Drop the pictures, then extract the listing word for word.

○ ○ ○ ○

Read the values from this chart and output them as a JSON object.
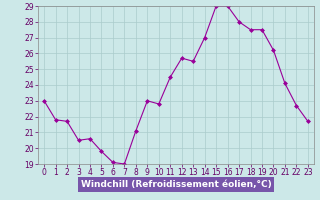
{
  "x": [
    0,
    1,
    2,
    3,
    4,
    5,
    6,
    7,
    8,
    9,
    10,
    11,
    12,
    13,
    14,
    15,
    16,
    17,
    18,
    19,
    20,
    21,
    22,
    23
  ],
  "y": [
    23.0,
    21.8,
    21.7,
    20.5,
    20.6,
    19.8,
    19.1,
    19.0,
    21.1,
    23.0,
    22.8,
    24.5,
    25.7,
    25.5,
    27.0,
    29.0,
    29.0,
    28.0,
    27.5,
    27.5,
    26.2,
    24.1,
    22.7,
    21.7
  ],
  "line_color": "#990099",
  "marker": "D",
  "marker_size": 2.0,
  "bg_color": "#cce8e8",
  "grid_color": "#aacccc",
  "ylim": [
    19,
    29
  ],
  "xlim": [
    -0.5,
    23.5
  ],
  "yticks": [
    19,
    20,
    21,
    22,
    23,
    24,
    25,
    26,
    27,
    28,
    29
  ],
  "xticks": [
    0,
    1,
    2,
    3,
    4,
    5,
    6,
    7,
    8,
    9,
    10,
    11,
    12,
    13,
    14,
    15,
    16,
    17,
    18,
    19,
    20,
    21,
    22,
    23
  ],
  "tick_color": "#660066",
  "tick_fontsize": 5.5,
  "xlabel": "Windchill (Refroidissement éolien,°C)",
  "xlabel_fontsize": 6.5,
  "xlabel_color": "white",
  "xlabel_bg_color": "#7755aa",
  "line_width": 0.8
}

○ ○ ○ ○

▶ **RESULT OF THE EXERCISE**:
Read the values from this chart and output them as a JSON object.
{
  "x": [
    0,
    1,
    2,
    3,
    4,
    5,
    6,
    7,
    8,
    9,
    10,
    11,
    12,
    13,
    14,
    15,
    16,
    17,
    18,
    19,
    20,
    21,
    22,
    23
  ],
  "y": [
    23.0,
    21.8,
    21.7,
    20.5,
    20.6,
    19.8,
    19.1,
    19.0,
    21.1,
    23.0,
    22.8,
    24.5,
    25.7,
    25.5,
    27.0,
    29.0,
    29.0,
    28.0,
    27.5,
    27.5,
    26.2,
    24.1,
    22.7,
    21.7
  ],
  "line_color": "#990099",
  "marker": "D",
  "marker_size": 2.0,
  "bg_color": "#cce8e8",
  "grid_color": "#aacccc",
  "ylim": [
    19,
    29
  ],
  "xlim": [
    -0.5,
    23.5
  ],
  "yticks": [
    19,
    20,
    21,
    22,
    23,
    24,
    25,
    26,
    27,
    28,
    29
  ],
  "xticks": [
    0,
    1,
    2,
    3,
    4,
    5,
    6,
    7,
    8,
    9,
    10,
    11,
    12,
    13,
    14,
    15,
    16,
    17,
    18,
    19,
    20,
    21,
    22,
    23
  ],
  "tick_color": "#660066",
  "tick_fontsize": 5.5,
  "xlabel": "Windchill (Refroidissement éolien,°C)",
  "xlabel_fontsize": 6.5,
  "xlabel_color": "white",
  "xlabel_bg_color": "#7755aa",
  "line_width": 0.8
}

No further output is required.